Print the lines below exactly as written, with none missing.

─── ENTRIES SHOWN

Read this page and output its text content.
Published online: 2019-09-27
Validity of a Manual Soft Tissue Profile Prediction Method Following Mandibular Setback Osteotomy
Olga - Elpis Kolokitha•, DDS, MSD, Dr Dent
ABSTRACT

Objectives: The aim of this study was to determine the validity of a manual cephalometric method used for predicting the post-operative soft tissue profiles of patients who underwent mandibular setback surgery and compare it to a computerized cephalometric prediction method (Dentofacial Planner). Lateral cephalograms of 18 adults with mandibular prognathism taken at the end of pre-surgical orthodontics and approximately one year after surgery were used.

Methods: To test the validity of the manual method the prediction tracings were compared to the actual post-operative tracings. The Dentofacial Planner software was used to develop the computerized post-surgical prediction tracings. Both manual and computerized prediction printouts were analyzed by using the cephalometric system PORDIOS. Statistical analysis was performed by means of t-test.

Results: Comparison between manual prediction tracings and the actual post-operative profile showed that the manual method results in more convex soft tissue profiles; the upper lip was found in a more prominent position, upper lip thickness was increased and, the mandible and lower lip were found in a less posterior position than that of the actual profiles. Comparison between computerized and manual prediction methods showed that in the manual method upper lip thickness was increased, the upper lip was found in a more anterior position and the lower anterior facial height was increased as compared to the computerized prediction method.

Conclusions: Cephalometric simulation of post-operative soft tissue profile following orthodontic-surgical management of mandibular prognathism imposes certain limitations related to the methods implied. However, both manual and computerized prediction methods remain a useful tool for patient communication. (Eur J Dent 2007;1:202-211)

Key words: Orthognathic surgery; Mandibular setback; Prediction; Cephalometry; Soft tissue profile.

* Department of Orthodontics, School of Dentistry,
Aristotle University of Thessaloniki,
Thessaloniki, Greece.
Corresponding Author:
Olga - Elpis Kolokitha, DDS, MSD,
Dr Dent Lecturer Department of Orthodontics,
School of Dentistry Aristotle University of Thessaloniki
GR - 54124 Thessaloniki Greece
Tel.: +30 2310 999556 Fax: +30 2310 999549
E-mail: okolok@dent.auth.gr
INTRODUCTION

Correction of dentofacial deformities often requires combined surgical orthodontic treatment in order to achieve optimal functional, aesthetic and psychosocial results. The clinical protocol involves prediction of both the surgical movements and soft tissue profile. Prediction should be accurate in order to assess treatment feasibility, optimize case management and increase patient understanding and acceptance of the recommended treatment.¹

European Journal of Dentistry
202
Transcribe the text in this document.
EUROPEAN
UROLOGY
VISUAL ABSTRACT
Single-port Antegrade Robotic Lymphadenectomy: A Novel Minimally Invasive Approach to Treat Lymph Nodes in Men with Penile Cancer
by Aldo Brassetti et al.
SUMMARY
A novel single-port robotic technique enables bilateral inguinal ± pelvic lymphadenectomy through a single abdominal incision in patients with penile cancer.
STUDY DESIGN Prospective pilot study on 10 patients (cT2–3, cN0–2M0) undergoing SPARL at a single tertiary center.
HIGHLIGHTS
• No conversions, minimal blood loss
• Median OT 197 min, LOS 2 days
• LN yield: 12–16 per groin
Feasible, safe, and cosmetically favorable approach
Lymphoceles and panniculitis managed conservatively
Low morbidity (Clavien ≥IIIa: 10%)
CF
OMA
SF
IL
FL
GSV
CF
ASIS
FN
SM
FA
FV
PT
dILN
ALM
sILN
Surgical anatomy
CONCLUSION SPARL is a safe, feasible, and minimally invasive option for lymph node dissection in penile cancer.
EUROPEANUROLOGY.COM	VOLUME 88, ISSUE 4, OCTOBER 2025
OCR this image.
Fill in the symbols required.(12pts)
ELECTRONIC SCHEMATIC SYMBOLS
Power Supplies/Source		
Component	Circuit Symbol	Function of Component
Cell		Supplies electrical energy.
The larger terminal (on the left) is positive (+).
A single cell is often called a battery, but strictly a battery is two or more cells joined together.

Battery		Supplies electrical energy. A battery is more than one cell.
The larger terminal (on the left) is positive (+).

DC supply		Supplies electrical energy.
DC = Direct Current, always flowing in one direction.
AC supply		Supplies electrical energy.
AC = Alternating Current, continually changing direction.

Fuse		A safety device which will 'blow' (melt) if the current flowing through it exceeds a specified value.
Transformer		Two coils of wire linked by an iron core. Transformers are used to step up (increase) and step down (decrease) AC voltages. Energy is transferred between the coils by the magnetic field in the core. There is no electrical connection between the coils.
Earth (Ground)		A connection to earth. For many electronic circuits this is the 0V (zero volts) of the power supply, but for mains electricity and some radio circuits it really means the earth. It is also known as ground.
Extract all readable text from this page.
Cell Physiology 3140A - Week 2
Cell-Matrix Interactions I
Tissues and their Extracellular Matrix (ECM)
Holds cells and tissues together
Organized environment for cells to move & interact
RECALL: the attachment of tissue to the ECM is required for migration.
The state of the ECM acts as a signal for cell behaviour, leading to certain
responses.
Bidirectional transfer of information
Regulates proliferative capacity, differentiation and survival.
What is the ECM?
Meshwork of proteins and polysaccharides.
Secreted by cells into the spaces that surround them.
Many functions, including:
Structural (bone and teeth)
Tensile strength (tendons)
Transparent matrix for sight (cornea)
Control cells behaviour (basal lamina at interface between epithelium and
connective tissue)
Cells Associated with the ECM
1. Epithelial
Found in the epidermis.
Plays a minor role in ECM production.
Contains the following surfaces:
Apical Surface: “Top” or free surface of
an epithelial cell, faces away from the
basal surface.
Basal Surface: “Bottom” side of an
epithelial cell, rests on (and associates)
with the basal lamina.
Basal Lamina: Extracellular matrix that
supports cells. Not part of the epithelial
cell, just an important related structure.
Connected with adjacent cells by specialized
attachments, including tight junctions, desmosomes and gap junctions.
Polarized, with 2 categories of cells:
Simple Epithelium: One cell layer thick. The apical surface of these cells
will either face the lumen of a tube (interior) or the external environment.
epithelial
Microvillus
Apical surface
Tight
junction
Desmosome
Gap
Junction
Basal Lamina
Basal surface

──────

_WRITTEN SOLUTION_:
Read this page and output its text content.
Published online: 2019-09-27
Validity of a Manual Soft Tissue Profile Prediction Method Following Mandibular Setback Osteotomy
Olga - Elpis Kolokitha•, DDS, MSD, Dr Dent
ABSTRACT

Objectives: The aim of this study was to determine the validity of a manual cephalometric method used for predicting the post-operative soft tissue profiles of patients who underwent mandibular setback surgery and compare it to a computerized cephalometric prediction method (Dentofacial Planner). Lateral cephalograms of 18 adults with mandibular prognathism taken at the end of pre-surgical orthodontics and approximately one year after surgery were used.

Methods: To test the validity of the manual method the prediction tracings were compared to the actual post-operative tracings. The Dentofacial Planner software was used to develop the computerized post-surgical prediction tracings. Both manual and computerized prediction printouts were analyzed by using the cephalometric system PORDIOS. Statistical analysis was performed by means of t-test.

Results: Comparison between manual prediction tracings and the actual post-operative profile showed that the manual method results in more convex soft tissue profiles; the upper lip was found in a more prominent position, upper lip thickness was increased and, the mandible and lower lip were found in a less posterior position than that of the actual profiles. Comparison between computerized and manual prediction methods showed that in the manual method upper lip thickness was increased, the upper lip was found in a more anterior position and the lower anterior facial height was increased as compared to the computerized prediction method.

Conclusions: Cephalometric simulation of post-operative soft tissue profile following orthodontic-surgical management of mandibular prognathism imposes certain limitations related to the methods implied. However, both manual and computerized prediction methods remain a useful tool for patient communication. (Eur J Dent 2007;1:202-211)

Key words: Orthognathic surgery; Mandibular setback; Prediction; Cephalometry; Soft tissue profile.

* Department of Orthodontics, School of Dentistry,
Aristotle University of Thessaloniki,
Thessaloniki, Greece.
Corresponding Author:
Olga - Elpis Kolokitha, DDS, MSD,
Dr Dent Lecturer Department of Orthodontics,
School of Dentistry Aristotle University of Thessaloniki
GR - 54124 Thessaloniki Greece
Tel.: +30 2310 999556 Fax: +30 2310 999549
E-mail: okolok@dent.auth.gr
INTRODUCTION

Correction of dentofacial deformities often requires combined surgical orthodontic treatment in order to achieve optimal functional, aesthetic and psychosocial results. The clinical protocol involves prediction of both the surgical movements and soft tissue profile. Prediction should be accurate in order to assess treatment feasibility, optimize case management and increase patient understanding and acceptance of the recommended treatment.¹

European Journal of Dentistry
202
Transcribe the text in this document.
EUROPEAN
UROLOGY
VISUAL ABSTRACT
Single-port Antegrade Robotic Lymphadenectomy: A Novel Minimally Invasive Approach to Treat Lymph Nodes in Men with Penile Cancer
by Aldo Brassetti et al.
SUMMARY
A novel single-port robotic technique enables bilateral inguinal ± pelvic lymphadenectomy through a single abdominal incision in patients with penile cancer.
STUDY DESIGN Prospective pilot study on 10 patients (cT2–3, cN0–2M0) undergoing SPARL at a single tertiary center.
HIGHLIGHTS
• No conversions, minimal blood loss
• Median OT 197 min, LOS 2 days
• LN yield: 12–16 per groin
Feasible, safe, and cosmetically favorable approach
Lymphoceles and panniculitis managed conservatively
Low morbidity (Clavien ≥IIIa: 10%)
CF
OMA
SF
IL
FL
GSV
CF
ASIS
FN
SM
FA
FV
PT
dILN
ALM
sILN
Surgical anatomy
CONCLUSION SPARL is a safe, feasible, and minimally invasive option for lymph node dissection in penile cancer.
EUROPEANUROLOGY.COM	VOLUME 88, ISSUE 4, OCTOBER 2025
OCR this image.
Fill in the symbols required.(12pts)
ELECTRONIC SCHEMATIC SYMBOLS
Power Supplies/Source		
Component	Circuit Symbol	Function of Component
Cell		Supplies electrical energy.
The larger terminal (on the left) is positive (+).
A single cell is often called a battery, but strictly a battery is two or more cells joined together.

Battery		Supplies electrical energy. A battery is more than one cell.
The larger terminal (on the left) is positive (+).

DC supply		Supplies electrical energy.
DC = Direct Current, always flowing in one direction.
AC supply		Supplies electrical energy.
AC = Alternating Current, continually changing direction.

Fuse		A safety device which will 'blow' (melt) if the current flowing through it exceeds a specified value.
Transformer		Two coils of wire linked by an iron core. Transformers are used to step up (increase) and step down (decrease) AC voltages. Energy is transferred between the coils by the magnetic field in the core. There is no electrical connection between the coils.
Earth (Ground)		A connection to earth. For many electronic circuits this is the 0V (zero volts) of the power supply, but for mains electricity and some radio circuits it really means the earth. It is also known as ground.
Extract all readable text from this page.
Cell Physiology 3140A - Week 2
Cell-Matrix Interactions I
Tissues and their Extracellular Matrix (ECM)
Holds cells and tissues together
Organized environment for cells to move & interact
RECALL: the attachment of tissue to the ECM is required for migration.
The state of the ECM acts as a signal for cell behaviour, leading to certain
responses.
Bidirectional transfer of information
Regulates proliferative capacity, differentiation and survival.
What is the ECM?
Meshwork of proteins and polysaccharides.
Secreted by cells into the spaces that surround them.
Many functions, including:
Structural (bone and teeth)
Tensile strength (tendons)
Transparent matrix for sight (cornea)
Control cells behaviour (basal lamina at interface between epithelium and
connective tissue)
Cells Associated with the ECM
1. Epithelial
Found in the epidermis.
Plays a minor role in ECM production.
Contains the following surfaces:
Apical Surface: “Top” or free surface of
an epithelial cell, faces away from the
basal surface.
Basal Surface: “Bottom” side of an
epithelial cell, rests on (and associates)
with the basal lamina.
Basal Lamina: Extracellular matrix that
supports cells. Not part of the epithelial
cell, just an important related structure.
Connected with adjacent cells by specialized
attachments, including tight junctions, desmosomes and gap junctions.
Polarized, with 2 categories of cells:
Simple Epithelium: One cell layer thick. The apical surface of these cells
will either face the lumen of a tube (interior) or the external environment.
epithelial
Microvillus
Apical surface
Tight
junction
Desmosome
Gap
Junction
Basal Lamina
Basal surface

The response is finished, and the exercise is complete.